PROBLEM STATEMENT: Can the data below be echoed back word for word?

ENTRIES PROVIDED:
— Begin —
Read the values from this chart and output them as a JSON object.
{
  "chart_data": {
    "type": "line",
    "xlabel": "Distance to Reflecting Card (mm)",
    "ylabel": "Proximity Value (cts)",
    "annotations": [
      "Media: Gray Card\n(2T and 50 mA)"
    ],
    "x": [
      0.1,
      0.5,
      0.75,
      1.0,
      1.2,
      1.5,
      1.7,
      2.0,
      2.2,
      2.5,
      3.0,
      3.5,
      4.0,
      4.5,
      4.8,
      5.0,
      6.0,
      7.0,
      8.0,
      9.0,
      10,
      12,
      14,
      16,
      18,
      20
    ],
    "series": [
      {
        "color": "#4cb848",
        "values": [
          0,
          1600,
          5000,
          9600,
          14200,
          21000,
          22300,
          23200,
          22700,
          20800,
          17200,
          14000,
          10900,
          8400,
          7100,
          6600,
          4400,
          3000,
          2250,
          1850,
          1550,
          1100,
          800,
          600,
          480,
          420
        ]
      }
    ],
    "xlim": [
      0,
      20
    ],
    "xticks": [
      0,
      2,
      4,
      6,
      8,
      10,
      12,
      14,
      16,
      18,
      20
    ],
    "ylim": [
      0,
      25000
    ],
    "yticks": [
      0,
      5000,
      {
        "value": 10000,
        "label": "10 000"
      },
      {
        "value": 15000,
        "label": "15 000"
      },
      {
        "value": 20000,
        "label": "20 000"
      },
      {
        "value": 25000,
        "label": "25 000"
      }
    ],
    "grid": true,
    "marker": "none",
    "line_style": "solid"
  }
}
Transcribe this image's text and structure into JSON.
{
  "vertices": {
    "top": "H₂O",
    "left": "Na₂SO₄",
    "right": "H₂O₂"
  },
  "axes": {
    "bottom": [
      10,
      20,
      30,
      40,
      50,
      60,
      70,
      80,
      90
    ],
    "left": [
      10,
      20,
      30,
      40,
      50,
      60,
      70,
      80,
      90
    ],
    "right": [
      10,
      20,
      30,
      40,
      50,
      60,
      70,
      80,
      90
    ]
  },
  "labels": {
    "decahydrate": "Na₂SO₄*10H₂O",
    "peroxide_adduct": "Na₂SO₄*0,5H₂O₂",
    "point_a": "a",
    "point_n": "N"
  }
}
— End —
RESULT OF THE EXERCISE:
Read the values from this chart and output them as a JSON object.
{
  "chart_data": {
    "type": "line",
    "xlabel": "Distance to Reflecting Card (mm)",
    "ylabel": "Proximity Value (cts)",
    "annotations": [
      "Media: Gray Card\n(2T and 50 mA)"
    ],
    "x": [
      0.1,
      0.5,
      0.75,
      1.0,
      1.2,
      1.5,
      1.7,
      2.0,
      2.2,
      2.5,
      3.0,
      3.5,
      4.0,
      4.5,
      4.8,
      5.0,
      6.0,
      7.0,
      8.0,
      9.0,
      10,
      12,
      14,
      16,
      18,
      20
    ],
    "series": [
      {
        "color": "#4cb848",
        "values": [
          0,
          1600,
          5000,
          9600,
          14200,
          21000,
          22300,
          23200,
          22700,
          20800,
          17200,
          14000,
          10900,
          8400,
          7100,
          6600,
          4400,
          3000,
          2250,
          1850,
          1550,
          1100,
          800,
          600,
          480,
          420
        ]
      }
    ],
    "xlim": [
      0,
      20
    ],
    "xticks": [
      0,
      2,
      4,
      6,
      8,
      10,
      12,
      14,
      16,
      18,
      20
    ],
    "ylim": [
      0,
      25000
    ],
    "yticks": [
      0,
      5000,
      {
        "value": 10000,
        "label": "10 000"
      },
      {
        "value": 15000,
        "label": "15 000"
      },
      {
        "value": 20000,
        "label": "20 000"
      },
      {
        "value": 25000,
        "label": "25 000"
      }
    ],
    "grid": true,
    "marker": "none",
    "line_style": "solid"
  }
}
Transcribe this image's text and structure into JSON.
{
  "vertices": {
    "top": "H₂O",
    "left": "Na₂SO₄",
    "right": "H₂O₂"
  },
  "axes": {
    "bottom": [
      10,
      20,
      30,
      40,
      50,
      60,
      70,
      80,
      90
    ],
    "left": [
      10,
      20,
      30,
      40,
      50,
      60,
      70,
      80,
      90
    ],
    "right": [
      10,
      20,
      30,
      40,
      50,
      60,
      70,
      80,
      90
    ]
  },
  "labels": {
    "decahydrate": "Na₂SO₄*10H₂O",
    "peroxide_adduct": "Na₂SO₄*0,5H₂O₂",
    "point_a": "a",
    "point_n": "N"
  }
}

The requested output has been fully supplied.